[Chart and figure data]
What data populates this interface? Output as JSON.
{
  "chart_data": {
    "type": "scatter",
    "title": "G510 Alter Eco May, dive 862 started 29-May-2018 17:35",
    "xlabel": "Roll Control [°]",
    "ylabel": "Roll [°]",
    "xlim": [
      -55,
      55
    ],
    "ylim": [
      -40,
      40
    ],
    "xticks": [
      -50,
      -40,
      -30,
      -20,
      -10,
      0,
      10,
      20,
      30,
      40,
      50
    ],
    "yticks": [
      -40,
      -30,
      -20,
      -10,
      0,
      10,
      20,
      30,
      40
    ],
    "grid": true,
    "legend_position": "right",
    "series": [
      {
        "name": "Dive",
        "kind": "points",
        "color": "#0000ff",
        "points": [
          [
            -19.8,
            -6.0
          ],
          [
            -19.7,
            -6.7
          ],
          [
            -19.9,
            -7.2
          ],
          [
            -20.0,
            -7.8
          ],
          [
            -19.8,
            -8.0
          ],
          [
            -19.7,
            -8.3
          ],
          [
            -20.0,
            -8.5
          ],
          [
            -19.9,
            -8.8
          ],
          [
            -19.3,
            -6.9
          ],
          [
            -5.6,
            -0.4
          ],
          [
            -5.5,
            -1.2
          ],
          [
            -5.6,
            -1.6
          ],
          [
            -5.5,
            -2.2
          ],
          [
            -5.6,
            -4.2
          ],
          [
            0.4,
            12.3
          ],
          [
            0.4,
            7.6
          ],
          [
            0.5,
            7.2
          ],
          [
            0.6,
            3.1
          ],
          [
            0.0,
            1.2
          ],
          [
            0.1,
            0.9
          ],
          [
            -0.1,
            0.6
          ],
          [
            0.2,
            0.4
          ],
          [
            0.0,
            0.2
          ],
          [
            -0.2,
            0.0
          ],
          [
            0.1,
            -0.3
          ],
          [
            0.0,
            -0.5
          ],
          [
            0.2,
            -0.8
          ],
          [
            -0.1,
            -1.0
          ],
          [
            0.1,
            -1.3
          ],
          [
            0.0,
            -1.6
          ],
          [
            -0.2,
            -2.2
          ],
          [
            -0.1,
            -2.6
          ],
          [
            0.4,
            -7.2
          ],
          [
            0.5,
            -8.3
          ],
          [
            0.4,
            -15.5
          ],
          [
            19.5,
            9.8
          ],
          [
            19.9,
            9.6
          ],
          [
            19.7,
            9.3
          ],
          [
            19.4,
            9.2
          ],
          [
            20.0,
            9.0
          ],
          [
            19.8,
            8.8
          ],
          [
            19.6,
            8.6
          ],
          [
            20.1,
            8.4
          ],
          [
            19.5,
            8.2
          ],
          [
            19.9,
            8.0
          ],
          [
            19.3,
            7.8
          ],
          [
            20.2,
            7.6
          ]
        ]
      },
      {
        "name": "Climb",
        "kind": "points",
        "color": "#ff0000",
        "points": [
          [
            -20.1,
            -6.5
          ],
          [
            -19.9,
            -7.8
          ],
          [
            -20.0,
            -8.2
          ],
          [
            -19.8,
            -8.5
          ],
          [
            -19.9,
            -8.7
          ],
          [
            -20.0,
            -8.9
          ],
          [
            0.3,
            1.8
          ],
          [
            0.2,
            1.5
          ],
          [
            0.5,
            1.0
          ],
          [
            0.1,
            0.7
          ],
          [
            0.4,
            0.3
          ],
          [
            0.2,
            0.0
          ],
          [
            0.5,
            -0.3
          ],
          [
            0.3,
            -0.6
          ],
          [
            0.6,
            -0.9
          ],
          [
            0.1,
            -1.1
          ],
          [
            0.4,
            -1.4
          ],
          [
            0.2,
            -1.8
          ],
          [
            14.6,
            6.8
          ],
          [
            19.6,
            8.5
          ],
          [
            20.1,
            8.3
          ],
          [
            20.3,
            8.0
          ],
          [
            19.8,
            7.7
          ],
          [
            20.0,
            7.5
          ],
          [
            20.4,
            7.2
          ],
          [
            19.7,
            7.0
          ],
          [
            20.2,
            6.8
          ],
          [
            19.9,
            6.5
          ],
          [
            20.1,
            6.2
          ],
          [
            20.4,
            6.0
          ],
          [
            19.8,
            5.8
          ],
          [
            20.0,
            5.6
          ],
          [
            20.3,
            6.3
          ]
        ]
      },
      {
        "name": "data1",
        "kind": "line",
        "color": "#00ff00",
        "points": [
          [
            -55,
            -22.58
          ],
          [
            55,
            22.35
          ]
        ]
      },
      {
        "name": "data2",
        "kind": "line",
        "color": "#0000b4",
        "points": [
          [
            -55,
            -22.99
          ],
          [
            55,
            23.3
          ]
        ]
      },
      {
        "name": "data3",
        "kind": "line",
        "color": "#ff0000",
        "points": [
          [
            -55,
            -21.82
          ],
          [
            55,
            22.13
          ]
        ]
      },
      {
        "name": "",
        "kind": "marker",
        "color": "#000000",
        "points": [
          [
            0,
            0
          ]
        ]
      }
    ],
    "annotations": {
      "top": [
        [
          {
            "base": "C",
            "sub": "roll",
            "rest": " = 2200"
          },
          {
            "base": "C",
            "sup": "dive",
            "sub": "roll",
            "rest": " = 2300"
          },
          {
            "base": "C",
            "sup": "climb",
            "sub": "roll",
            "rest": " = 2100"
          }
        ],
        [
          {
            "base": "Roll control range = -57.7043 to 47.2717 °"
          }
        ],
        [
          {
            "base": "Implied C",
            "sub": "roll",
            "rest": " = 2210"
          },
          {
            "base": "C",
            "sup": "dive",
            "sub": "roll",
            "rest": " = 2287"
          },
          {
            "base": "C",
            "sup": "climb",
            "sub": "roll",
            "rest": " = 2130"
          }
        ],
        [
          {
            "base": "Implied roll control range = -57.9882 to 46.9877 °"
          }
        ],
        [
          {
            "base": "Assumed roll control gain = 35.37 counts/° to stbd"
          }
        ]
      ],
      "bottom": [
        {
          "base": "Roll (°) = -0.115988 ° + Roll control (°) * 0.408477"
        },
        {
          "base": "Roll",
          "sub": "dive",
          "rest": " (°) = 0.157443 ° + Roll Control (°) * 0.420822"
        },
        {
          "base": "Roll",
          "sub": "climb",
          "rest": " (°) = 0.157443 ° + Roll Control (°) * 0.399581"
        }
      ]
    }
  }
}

**Problem description**
Extract each line from the listing above, please, and repeat it exactly.

**Response**
What data populates this interface? Output as JSON.
{
  "chart_data": {
    "type": "scatter",
    "title": "G510 Alter Eco May, dive 862 started 29-May-2018 17:35",
    "xlabel": "Roll Control [°]",
    "ylabel": "Roll [°]",
    "xlim": [
      -55,
      55
    ],
    "ylim": [
      -40,
      40
    ],
    "xticks": [
      -50,
      -40,
      -30,
      -20,
      -10,
      0,
      10,
      20,
      30,
      40,
      50
    ],
    "yticks": [
      -40,
      -30,
      -20,
      -10,
      0,
      10,
      20,
      30,
      40
    ],
    "grid": true,
    "legend_position": "right",
    "series": [
      {
        "name": "Dive",
        "kind": "points",
        "color": "#0000ff",
        "points": [
          [
            -19.8,
            -6.0
          ],
          [
            -19.7,
            -6.7
          ],
          [
            -19.9,
            -7.2
          ],
          [
            -20.0,
            -7.8
          ],
          [
            -19.8,
            -8.0
          ],
          [
            -19.7,
            -8.3
          ],
          [
            -20.0,
            -8.5
          ],
          [
            -19.9,
            -8.8
          ],
          [
            -19.3,
            -6.9
          ],
          [
            -5.6,
            -0.4
          ],
          [
            -5.5,
            -1.2
          ],
          [
            -5.6,
            -1.6
          ],
          [
            -5.5,
            -2.2
          ],
          [
            -5.6,
            -4.2
          ],
          [
            0.4,
            12.3
          ],
          [
            0.4,
            7.6
          ],
          [
            0.5,
            7.2
          ],
          [
            0.6,
            3.1
          ],
          [
            0.0,
            1.2
          ],
          [
            0.1,
            0.9
          ],
          [
            -0.1,
            0.6
          ],
          [
            0.2,
            0.4
          ],
          [
            0.0,
            0.2
          ],
          [
            -0.2,
            0.0
          ],
          [
            0.1,
            -0.3
          ],
          [
            0.0,
            -0.5
          ],
          [
            0.2,
            -0.8
          ],
          [
            -0.1,
            -1.0
          ],
          [
            0.1,
            -1.3
          ],
          [
            0.0,
            -1.6
          ],
          [
            -0.2,
            -2.2
          ],
          [
            -0.1,
            -2.6
          ],
          [
            0.4,
            -7.2
          ],
          [
            0.5,
            -8.3
          ],
          [
            0.4,
            -15.5
          ],
          [
            19.5,
            9.8
          ],
          [
            19.9,
            9.6
          ],
          [
            19.7,
            9.3
          ],
          [
            19.4,
            9.2
          ],
          [
            20.0,
            9.0
          ],
          [
            19.8,
            8.8
          ],
          [
            19.6,
            8.6
          ],
          [
            20.1,
            8.4
          ],
          [
            19.5,
            8.2
          ],
          [
            19.9,
            8.0
          ],
          [
            19.3,
            7.8
          ],
          [
            20.2,
            7.6
          ]
        ]
      },
      {
        "name": "Climb",
        "kind": "points",
        "color": "#ff0000",
        "points": [
          [
            -20.1,
            -6.5
          ],
          [
            -19.9,
            -7.8
          ],
          [
            -20.0,
            -8.2
          ],
          [
            -19.8,
            -8.5
          ],
          [
            -19.9,
            -8.7
          ],
          [
            -20.0,
            -8.9
          ],
          [
            0.3,
            1.8
          ],
          [
            0.2,
            1.5
          ],
          [
            0.5,
            1.0
          ],
          [
            0.1,
            0.7
          ],
          [
            0.4,
            0.3
          ],
          [
            0.2,
            0.0
          ],
          [
            0.5,
            -0.3
          ],
          [
            0.3,
            -0.6
          ],
          [
            0.6,
            -0.9
          ],
          [
            0.1,
            -1.1
          ],
          [
            0.4,
            -1.4
          ],
          [
            0.2,
            -1.8
          ],
          [
            14.6,
            6.8
          ],
          [
            19.6,
            8.5
          ],
          [
            20.1,
            8.3
          ],
          [
            20.3,
            8.0
          ],
          [
            19.8,
            7.7
          ],
          [
            20.0,
            7.5
          ],
          [
            20.4,
            7.2
          ],
          [
            19.7,
            7.0
          ],
          [
            20.2,
            6.8
          ],
          [
            19.9,
            6.5
          ],
          [
            20.1,
            6.2
          ],
          [
            20.4,
            6.0
          ],
          [
            19.8,
            5.8
          ],
          [
            20.0,
            5.6
          ],
          [
            20.3,
            6.3
          ]
        ]
      },
      {
        "name": "data1",
        "kind": "line",
        "color": "#00ff00",
        "points": [
          [
            -55,
            -22.58
          ],
          [
            55,
            22.35
          ]
        ]
      },
      {
        "name": "data2",
        "kind": "line",
        "color": "#0000b4",
        "points": [
          [
            -55,
            -22.99
          ],
          [
            55,
            23.3
          ]
        ]
      },
      {
        "name": "data3",
        "kind": "line",
        "color": "#ff0000",
        "points": [
          [
            -55,
            -21.82
          ],
          [
            55,
            22.13
          ]
        ]
      },
      {
        "name": "",
        "kind": "marker",
        "color": "#000000",
        "points": [
          [
            0,
            0
          ]
        ]
      }
    ],
    "annotations": {
      "top": [
        [
          {
            "base": "C",
            "sub": "roll",
            "rest": " = 2200"
          },
          {
            "base": "C",
            "sup": "dive",
            "sub": "roll",
            "rest": " = 2300"
          },
          {
            "base": "C",
            "sup": "climb",
            "sub": "roll",
            "rest": " = 2100"
          }
        ],
        [
          {
            "base": "Roll control range = -57.7043 to 47.2717 °"
          }
        ],
        [
          {
            "base": "Implied C",
            "sub": "roll",
            "rest": " = 2210"
          },
          {
            "base": "C",
            "sup": "dive",
            "sub": "roll",
            "rest": " = 2287"
          },
          {
            "base": "C",
            "sup": "climb",
            "sub": "roll",
            "rest": " = 2130"
          }
        ],
        [
          {
            "base": "Implied roll control range = -57.9882 to 46.9877 °"
          }
        ],
        [
          {
            "base": "Assumed roll control gain = 35.37 counts/° to stbd"
          }
        ]
      ],
      "bottom": [
        {
          "base": "Roll (°) = -0.115988 ° + Roll control (°) * 0.408477"
        },
        {
          "base": "Roll",
          "sub": "dive",
          "rest": " (°) = 0.157443 ° + Roll Control (°) * 0.420822"
        },
        {
          "base": "Roll",
          "sub": "climb",
          "rest": " (°) = 0.157443 ° + Roll Control (°) * 0.399581"
        }
      ]
    }
  }
}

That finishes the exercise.